→ **Exercise instructions**
Which lines hold the word "JSON"? Show each of them.

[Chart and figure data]

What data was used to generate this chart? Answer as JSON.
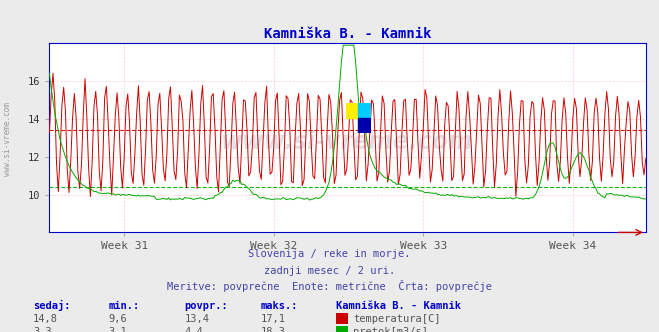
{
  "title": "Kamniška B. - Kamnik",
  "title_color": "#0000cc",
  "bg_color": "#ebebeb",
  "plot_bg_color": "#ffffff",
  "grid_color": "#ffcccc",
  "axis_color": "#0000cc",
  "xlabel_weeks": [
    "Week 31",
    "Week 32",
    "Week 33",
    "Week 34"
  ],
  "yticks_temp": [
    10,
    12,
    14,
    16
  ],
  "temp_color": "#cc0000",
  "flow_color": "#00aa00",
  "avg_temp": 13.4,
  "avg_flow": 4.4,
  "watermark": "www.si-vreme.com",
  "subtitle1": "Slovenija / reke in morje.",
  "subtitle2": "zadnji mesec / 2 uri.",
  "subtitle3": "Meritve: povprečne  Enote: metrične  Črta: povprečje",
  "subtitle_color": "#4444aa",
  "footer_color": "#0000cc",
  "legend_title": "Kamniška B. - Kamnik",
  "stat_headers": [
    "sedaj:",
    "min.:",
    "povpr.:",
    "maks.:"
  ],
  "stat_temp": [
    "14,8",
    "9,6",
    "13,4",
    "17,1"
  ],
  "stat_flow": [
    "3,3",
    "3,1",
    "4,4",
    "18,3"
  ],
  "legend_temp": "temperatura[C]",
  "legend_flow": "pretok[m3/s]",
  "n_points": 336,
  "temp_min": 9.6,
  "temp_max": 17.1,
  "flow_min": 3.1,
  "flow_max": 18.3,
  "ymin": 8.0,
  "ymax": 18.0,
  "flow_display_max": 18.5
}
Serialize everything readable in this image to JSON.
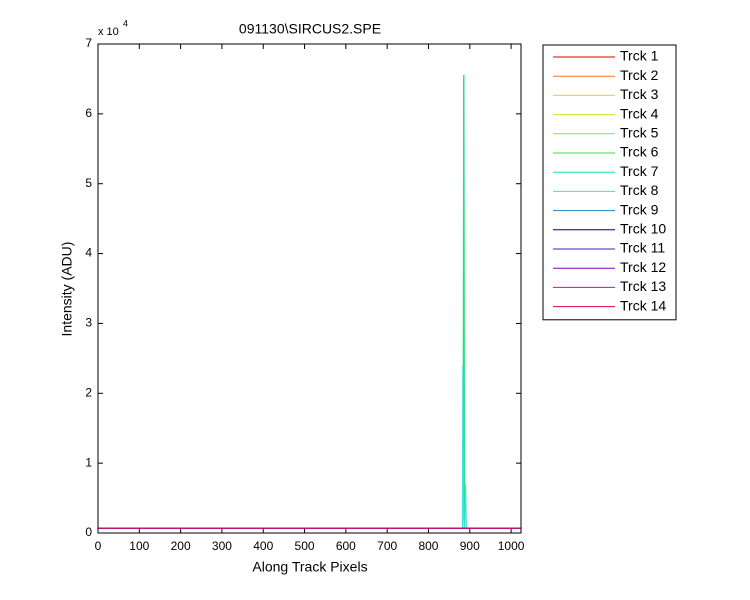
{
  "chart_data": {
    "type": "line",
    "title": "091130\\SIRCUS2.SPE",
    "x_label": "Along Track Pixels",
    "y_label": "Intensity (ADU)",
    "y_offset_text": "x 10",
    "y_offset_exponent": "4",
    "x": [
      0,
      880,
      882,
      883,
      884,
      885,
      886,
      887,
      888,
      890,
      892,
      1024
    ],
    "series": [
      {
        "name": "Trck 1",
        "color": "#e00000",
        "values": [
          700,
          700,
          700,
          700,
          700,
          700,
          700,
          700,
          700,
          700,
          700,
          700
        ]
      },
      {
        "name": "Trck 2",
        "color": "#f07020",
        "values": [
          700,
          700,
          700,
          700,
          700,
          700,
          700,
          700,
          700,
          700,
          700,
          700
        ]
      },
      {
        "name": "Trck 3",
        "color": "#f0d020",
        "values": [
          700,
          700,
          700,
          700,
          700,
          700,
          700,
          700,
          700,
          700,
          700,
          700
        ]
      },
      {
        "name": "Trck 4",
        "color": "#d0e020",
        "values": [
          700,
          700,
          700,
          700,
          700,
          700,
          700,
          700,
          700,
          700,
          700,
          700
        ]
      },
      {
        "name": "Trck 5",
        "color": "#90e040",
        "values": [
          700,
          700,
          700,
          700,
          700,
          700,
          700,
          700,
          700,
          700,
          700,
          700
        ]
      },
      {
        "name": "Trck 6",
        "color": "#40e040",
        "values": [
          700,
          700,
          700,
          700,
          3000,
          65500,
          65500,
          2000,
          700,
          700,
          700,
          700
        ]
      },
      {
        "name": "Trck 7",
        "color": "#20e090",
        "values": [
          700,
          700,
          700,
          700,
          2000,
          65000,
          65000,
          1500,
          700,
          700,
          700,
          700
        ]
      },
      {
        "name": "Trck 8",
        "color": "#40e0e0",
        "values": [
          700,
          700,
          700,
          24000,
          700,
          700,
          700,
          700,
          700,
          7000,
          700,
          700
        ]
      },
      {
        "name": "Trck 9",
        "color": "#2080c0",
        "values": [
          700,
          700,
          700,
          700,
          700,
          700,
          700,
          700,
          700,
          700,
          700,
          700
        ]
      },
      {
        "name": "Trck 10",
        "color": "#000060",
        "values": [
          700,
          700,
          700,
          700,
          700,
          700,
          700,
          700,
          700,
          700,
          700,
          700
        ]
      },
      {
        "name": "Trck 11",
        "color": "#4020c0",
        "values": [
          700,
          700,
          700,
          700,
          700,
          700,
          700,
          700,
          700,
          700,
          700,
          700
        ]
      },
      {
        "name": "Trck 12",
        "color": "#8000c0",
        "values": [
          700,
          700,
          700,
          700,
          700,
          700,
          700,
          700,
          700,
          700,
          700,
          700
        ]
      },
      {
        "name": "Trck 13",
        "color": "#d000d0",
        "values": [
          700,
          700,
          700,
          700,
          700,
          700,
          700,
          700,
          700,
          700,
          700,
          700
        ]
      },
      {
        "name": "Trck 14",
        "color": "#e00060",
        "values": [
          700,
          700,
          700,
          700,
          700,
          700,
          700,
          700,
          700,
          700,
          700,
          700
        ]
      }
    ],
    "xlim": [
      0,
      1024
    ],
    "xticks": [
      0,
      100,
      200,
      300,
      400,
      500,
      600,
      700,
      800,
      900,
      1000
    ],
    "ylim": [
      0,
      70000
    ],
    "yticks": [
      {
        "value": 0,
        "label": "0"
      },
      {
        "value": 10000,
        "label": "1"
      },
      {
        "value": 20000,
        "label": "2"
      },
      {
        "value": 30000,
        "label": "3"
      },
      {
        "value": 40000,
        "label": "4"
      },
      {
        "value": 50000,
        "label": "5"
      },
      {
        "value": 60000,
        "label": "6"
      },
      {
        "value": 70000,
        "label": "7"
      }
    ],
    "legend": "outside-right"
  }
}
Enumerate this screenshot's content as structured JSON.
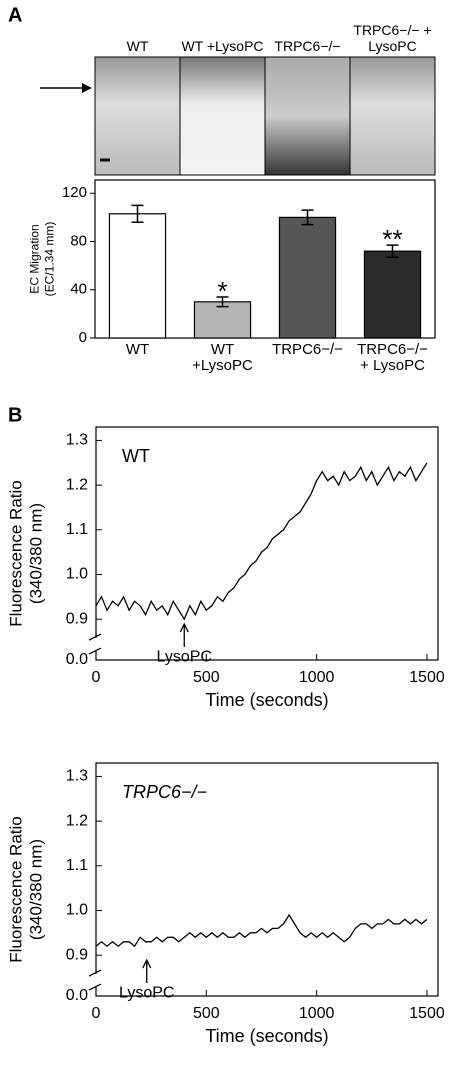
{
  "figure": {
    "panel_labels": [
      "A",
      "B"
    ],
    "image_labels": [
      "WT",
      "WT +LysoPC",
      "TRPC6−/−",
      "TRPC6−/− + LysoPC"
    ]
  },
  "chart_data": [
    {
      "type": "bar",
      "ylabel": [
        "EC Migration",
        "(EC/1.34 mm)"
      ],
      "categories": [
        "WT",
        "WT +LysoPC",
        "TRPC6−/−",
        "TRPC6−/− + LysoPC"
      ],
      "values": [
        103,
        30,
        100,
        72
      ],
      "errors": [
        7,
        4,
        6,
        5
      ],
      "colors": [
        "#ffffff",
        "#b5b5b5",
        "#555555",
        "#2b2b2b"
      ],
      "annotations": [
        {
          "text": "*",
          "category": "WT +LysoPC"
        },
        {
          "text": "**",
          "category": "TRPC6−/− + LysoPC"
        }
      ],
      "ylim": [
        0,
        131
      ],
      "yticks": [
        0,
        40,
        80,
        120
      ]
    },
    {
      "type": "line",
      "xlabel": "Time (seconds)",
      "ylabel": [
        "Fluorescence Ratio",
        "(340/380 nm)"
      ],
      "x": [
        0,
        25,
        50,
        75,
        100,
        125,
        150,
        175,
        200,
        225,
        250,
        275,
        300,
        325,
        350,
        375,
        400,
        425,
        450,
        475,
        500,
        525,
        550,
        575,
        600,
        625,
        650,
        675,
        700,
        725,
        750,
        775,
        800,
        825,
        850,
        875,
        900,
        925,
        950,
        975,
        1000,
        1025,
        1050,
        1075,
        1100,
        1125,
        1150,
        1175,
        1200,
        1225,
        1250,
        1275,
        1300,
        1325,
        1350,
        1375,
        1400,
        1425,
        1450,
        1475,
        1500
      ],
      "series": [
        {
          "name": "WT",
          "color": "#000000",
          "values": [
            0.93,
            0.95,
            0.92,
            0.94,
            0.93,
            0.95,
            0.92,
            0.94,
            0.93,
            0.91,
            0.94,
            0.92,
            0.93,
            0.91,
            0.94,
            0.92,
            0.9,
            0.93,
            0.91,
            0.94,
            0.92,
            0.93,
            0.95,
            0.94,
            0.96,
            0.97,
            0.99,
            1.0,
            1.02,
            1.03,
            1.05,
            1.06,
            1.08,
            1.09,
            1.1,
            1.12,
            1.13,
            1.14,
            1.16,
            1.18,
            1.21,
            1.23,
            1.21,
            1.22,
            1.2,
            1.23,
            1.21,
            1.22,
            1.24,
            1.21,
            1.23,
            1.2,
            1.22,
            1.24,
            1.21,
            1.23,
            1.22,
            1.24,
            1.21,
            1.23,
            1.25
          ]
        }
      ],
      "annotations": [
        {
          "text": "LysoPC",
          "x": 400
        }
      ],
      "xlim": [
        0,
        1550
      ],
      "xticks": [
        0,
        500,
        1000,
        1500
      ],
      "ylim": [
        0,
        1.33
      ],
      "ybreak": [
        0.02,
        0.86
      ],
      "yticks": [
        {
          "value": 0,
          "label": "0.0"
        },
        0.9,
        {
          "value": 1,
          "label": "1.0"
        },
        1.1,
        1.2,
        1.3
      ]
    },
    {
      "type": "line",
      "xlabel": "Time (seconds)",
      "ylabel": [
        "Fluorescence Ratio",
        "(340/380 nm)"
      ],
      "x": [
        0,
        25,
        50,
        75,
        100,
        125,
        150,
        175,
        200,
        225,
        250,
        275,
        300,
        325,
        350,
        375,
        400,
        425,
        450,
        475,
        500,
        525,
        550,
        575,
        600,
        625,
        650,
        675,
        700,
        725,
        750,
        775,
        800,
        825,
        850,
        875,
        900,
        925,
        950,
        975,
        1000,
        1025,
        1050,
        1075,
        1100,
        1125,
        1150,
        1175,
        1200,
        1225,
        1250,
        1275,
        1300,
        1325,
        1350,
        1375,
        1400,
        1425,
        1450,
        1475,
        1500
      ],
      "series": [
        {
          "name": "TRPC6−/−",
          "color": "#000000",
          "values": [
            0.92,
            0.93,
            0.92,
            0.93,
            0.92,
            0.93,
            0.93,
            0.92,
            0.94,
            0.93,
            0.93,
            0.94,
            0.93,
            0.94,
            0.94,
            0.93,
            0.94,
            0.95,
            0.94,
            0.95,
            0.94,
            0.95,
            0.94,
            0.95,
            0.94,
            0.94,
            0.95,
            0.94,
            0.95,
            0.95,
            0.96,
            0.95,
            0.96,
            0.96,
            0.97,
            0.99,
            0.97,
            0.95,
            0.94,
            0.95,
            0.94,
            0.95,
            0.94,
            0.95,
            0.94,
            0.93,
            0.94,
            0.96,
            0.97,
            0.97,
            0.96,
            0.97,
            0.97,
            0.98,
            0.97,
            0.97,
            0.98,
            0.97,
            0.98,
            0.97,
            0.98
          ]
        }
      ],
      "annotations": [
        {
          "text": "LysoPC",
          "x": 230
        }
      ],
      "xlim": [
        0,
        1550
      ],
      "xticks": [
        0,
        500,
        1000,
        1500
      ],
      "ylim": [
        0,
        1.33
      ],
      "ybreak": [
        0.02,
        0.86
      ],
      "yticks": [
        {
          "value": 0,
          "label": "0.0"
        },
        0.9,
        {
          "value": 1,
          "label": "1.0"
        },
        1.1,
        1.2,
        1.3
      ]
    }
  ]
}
--
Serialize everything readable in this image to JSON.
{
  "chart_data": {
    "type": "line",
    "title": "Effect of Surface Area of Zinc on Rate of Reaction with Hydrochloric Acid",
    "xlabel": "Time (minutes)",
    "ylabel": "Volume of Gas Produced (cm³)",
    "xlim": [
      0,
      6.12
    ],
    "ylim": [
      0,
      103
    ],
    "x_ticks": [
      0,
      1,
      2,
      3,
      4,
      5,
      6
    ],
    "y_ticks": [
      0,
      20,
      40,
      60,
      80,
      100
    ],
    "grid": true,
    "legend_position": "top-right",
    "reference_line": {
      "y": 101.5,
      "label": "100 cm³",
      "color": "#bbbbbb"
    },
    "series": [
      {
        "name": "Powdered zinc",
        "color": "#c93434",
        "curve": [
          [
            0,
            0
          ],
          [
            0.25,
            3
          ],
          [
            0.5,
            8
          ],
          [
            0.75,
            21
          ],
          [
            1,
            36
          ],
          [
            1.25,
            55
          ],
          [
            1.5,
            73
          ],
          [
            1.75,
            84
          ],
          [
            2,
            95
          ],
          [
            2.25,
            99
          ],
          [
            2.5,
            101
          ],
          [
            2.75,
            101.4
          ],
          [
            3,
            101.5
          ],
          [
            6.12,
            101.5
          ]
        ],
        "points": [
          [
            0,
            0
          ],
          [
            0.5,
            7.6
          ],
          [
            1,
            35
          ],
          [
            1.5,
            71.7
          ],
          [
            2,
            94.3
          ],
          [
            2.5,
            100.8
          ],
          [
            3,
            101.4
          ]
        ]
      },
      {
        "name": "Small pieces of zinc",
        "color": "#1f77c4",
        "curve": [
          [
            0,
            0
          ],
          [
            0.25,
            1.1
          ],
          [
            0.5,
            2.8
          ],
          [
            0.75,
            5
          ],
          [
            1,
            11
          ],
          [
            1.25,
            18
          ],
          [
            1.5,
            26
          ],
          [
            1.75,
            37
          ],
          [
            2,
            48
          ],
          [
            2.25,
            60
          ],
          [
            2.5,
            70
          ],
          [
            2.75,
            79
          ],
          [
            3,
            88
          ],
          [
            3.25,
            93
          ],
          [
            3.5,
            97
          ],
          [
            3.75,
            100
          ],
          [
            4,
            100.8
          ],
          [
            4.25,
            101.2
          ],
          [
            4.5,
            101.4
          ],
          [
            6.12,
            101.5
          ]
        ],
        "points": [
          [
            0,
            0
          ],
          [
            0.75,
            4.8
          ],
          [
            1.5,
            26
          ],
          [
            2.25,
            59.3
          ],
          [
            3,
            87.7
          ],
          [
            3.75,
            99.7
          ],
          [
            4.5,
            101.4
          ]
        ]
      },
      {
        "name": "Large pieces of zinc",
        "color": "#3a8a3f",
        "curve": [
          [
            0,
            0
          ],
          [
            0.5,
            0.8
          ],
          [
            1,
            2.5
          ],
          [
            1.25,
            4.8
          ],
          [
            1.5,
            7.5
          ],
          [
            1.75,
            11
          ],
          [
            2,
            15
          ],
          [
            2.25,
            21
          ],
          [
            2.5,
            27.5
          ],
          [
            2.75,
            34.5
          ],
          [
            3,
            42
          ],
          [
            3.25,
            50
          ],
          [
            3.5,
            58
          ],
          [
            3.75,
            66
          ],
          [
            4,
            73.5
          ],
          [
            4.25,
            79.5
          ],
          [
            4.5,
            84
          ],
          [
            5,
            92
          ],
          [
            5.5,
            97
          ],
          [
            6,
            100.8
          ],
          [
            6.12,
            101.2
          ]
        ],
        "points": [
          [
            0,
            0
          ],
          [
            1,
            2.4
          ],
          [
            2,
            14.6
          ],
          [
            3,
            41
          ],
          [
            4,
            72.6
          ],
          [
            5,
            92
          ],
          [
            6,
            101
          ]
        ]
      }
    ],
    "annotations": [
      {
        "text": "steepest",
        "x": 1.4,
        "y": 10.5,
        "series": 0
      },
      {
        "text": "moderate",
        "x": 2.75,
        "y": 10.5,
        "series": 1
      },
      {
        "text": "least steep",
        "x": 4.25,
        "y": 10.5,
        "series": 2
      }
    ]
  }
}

→ **Result of the task**
What data was used to generate this chart? Answer as JSON.
Serialize everything readable in this image to JSON.
Enumerate this screenshot's content as structured JSON.
Serialize everything readable in this image to JSON.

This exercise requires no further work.